In the lines below, how many hold the word "text"? Answer only with the number.
━━━━━━━━━━━━━━━━━━━━━━━━━━━━━━
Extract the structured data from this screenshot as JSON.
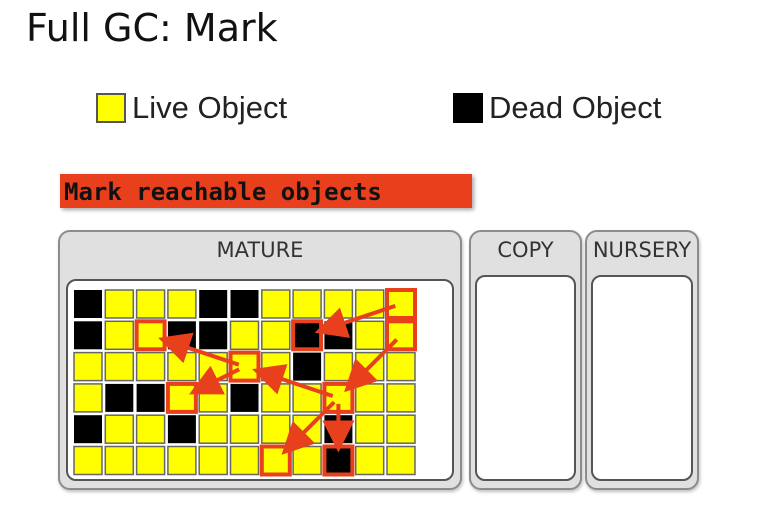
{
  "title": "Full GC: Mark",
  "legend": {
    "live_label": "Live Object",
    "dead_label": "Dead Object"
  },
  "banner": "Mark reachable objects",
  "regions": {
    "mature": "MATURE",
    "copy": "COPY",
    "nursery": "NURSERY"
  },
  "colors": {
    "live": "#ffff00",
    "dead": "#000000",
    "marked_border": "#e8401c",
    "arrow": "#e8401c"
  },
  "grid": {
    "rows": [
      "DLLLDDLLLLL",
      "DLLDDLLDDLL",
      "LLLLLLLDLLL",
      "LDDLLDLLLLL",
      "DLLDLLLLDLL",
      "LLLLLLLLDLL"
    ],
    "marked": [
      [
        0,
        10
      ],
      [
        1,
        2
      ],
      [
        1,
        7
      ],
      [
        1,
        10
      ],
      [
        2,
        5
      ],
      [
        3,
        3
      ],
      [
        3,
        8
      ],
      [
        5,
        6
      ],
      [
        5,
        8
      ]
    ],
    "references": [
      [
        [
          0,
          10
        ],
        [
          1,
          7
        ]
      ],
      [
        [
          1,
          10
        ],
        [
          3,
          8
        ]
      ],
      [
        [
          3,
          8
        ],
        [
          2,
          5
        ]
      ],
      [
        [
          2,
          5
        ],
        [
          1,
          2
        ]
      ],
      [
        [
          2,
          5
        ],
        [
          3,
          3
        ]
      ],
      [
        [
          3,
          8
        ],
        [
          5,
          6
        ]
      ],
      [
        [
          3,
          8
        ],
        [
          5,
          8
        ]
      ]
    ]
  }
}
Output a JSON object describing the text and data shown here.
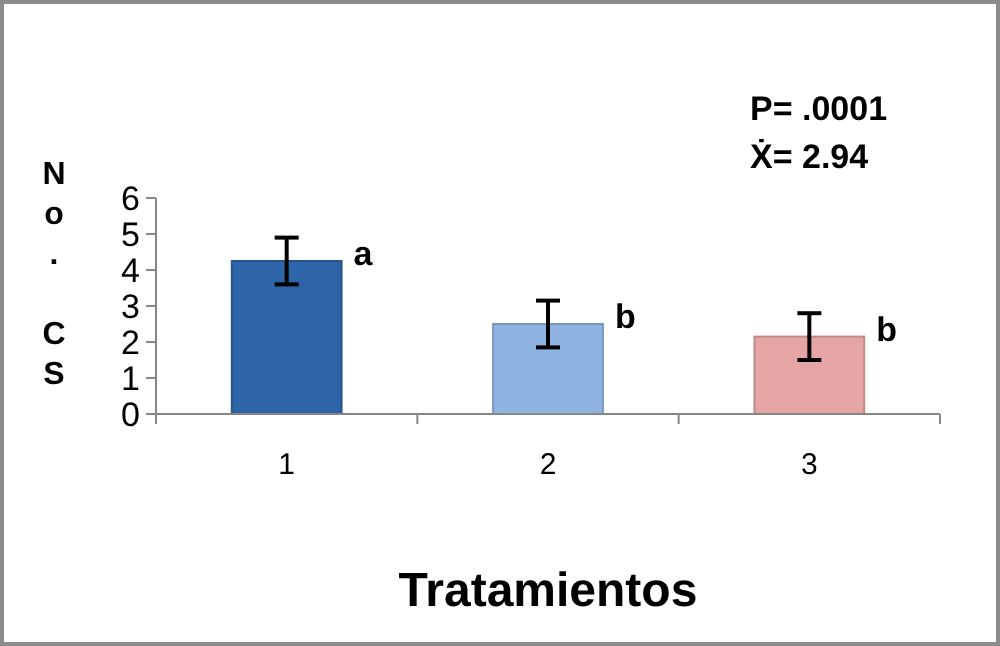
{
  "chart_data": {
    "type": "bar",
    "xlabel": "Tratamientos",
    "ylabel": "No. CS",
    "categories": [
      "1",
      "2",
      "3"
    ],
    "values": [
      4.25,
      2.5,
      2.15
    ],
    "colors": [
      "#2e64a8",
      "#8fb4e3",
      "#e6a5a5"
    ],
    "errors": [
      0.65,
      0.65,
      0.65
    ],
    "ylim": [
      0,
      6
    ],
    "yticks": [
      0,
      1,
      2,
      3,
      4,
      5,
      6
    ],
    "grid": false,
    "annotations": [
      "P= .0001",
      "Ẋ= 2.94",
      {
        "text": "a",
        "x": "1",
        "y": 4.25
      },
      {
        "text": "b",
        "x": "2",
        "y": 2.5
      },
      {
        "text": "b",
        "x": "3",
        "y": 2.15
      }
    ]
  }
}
━━━━━━━━━━━━━━━━━━━━━━━━━━━━━━
--- SOLUTION FOR THIS PROBLEM ---
4